:: Data to use ::

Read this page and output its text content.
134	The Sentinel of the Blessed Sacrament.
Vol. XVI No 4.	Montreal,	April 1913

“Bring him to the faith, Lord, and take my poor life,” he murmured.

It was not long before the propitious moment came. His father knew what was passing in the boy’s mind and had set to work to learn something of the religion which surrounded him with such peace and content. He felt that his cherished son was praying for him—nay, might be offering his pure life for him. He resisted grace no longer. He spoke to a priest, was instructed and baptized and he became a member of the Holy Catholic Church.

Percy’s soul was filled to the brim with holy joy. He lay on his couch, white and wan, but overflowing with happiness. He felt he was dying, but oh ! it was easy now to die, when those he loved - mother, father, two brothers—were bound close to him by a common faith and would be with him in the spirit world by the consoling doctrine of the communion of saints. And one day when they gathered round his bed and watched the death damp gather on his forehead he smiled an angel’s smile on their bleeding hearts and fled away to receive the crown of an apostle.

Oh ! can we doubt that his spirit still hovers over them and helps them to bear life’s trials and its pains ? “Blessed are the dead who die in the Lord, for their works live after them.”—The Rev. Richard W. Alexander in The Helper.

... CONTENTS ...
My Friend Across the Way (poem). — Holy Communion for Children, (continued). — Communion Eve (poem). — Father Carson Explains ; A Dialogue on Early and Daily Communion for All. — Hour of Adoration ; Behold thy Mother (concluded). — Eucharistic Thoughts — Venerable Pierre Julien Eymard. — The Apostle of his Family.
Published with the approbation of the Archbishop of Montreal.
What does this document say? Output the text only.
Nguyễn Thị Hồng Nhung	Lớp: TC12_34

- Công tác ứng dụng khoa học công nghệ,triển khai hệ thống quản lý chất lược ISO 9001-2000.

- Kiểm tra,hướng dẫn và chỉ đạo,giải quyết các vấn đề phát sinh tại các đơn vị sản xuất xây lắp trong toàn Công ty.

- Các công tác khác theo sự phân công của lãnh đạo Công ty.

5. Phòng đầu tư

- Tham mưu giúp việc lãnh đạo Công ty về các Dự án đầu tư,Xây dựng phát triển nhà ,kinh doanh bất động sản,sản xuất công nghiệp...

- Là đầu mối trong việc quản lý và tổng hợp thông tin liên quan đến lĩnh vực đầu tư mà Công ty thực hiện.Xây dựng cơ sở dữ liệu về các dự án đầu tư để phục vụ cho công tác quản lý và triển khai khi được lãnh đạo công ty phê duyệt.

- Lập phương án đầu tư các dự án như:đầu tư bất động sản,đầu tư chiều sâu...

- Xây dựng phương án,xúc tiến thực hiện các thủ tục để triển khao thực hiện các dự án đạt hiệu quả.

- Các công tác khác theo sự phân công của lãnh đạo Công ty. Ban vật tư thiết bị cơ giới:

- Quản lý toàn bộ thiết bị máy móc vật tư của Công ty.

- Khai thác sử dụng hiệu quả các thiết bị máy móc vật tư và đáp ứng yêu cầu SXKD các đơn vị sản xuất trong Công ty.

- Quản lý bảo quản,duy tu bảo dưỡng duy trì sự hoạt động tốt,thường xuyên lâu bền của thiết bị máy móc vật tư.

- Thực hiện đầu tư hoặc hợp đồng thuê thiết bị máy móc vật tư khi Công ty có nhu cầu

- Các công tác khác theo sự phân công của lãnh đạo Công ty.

:::

Exercise instructions
Produce an exact copy of all the records.

Worked answer
Read this page and output its text content.
134	The Sentinel of the Blessed Sacrament.
Vol. XVI No 4.	Montreal,	April 1913

“Bring him to the faith, Lord, and take my poor life,” he murmured.

It was not long before the propitious moment came. His father knew what was passing in the boy’s mind and had set to work to learn something of the religion which surrounded him with such peace and content. He felt that his cherished son was praying for him—nay, might be offering his pure life for him. He resisted grace no longer. He spoke to a priest, was instructed and baptized and he became a member of the Holy Catholic Church.

Percy’s soul was filled to the brim with holy joy. He lay on his couch, white and wan, but overflowing with happiness. He felt he was dying, but oh ! it was easy now to die, when those he loved - mother, father, two brothers—were bound close to him by a common faith and would be with him in the spirit world by the consoling doctrine of the communion of saints. And one day when they gathered round his bed and watched the death damp gather on his forehead he smiled an angel’s smile on their bleeding hearts and fled away to receive the crown of an apostle.

Oh ! can we doubt that his spirit still hovers over them and helps them to bear life’s trials and its pains ? “Blessed are the dead who die in the Lord, for their works live after them.”—The Rev. Richard W. Alexander in The Helper.

... CONTENTS ...
My Friend Across the Way (poem). — Holy Communion for Children, (continued). — Communion Eve (poem). — Father Carson Explains ; A Dialogue on Early and Daily Communion for All. — Hour of Adoration ; Behold thy Mother (concluded). — Eucharistic Thoughts — Venerable Pierre Julien Eymard. — The Apostle of his Family.
Published with the approbation of the Archbishop of Montreal.
What does this document say? Output the text only.
Nguyễn Thị Hồng Nhung	Lớp: TC12_34

- Công tác ứng dụng khoa học công nghệ,triển khai hệ thống quản lý chất lược ISO 9001-2000.

- Kiểm tra,hướng dẫn và chỉ đạo,giải quyết các vấn đề phát sinh tại các đơn vị sản xuất xây lắp trong toàn Công ty.

- Các công tác khác theo sự phân công của lãnh đạo Công ty.

5. Phòng đầu tư

- Tham mưu giúp việc lãnh đạo Công ty về các Dự án đầu tư,Xây dựng phát triển nhà ,kinh doanh bất động sản,sản xuất công nghiệp...

- Là đầu mối trong việc quản lý và tổng hợp thông tin liên quan đến lĩnh vực đầu tư mà Công ty thực hiện.Xây dựng cơ sở dữ liệu về các dự án đầu tư để phục vụ cho công tác quản lý và triển khai khi được lãnh đạo công ty phê duyệt.

- Lập phương án đầu tư các dự án như:đầu tư bất động sản,đầu tư chiều sâu...

- Xây dựng phương án,xúc tiến thực hiện các thủ tục để triển khao thực hiện các dự án đạt hiệu quả.

- Các công tác khác theo sự phân công của lãnh đạo Công ty. Ban vật tư thiết bị cơ giới:

- Quản lý toàn bộ thiết bị máy móc vật tư của Công ty.

- Khai thác sử dụng hiệu quả các thiết bị máy móc vật tư và đáp ứng yêu cầu SXKD các đơn vị sản xuất trong Công ty.

- Quản lý bảo quản,duy tu bảo dưỡng duy trì sự hoạt động tốt,thường xuyên lâu bền của thiết bị máy móc vật tư.

- Thực hiện đầu tư hoặc hợp đồng thuê thiết bị máy móc vật tư khi Công ty có nhu cầu

- Các công tác khác theo sự phân công của lãnh đạo Công ty.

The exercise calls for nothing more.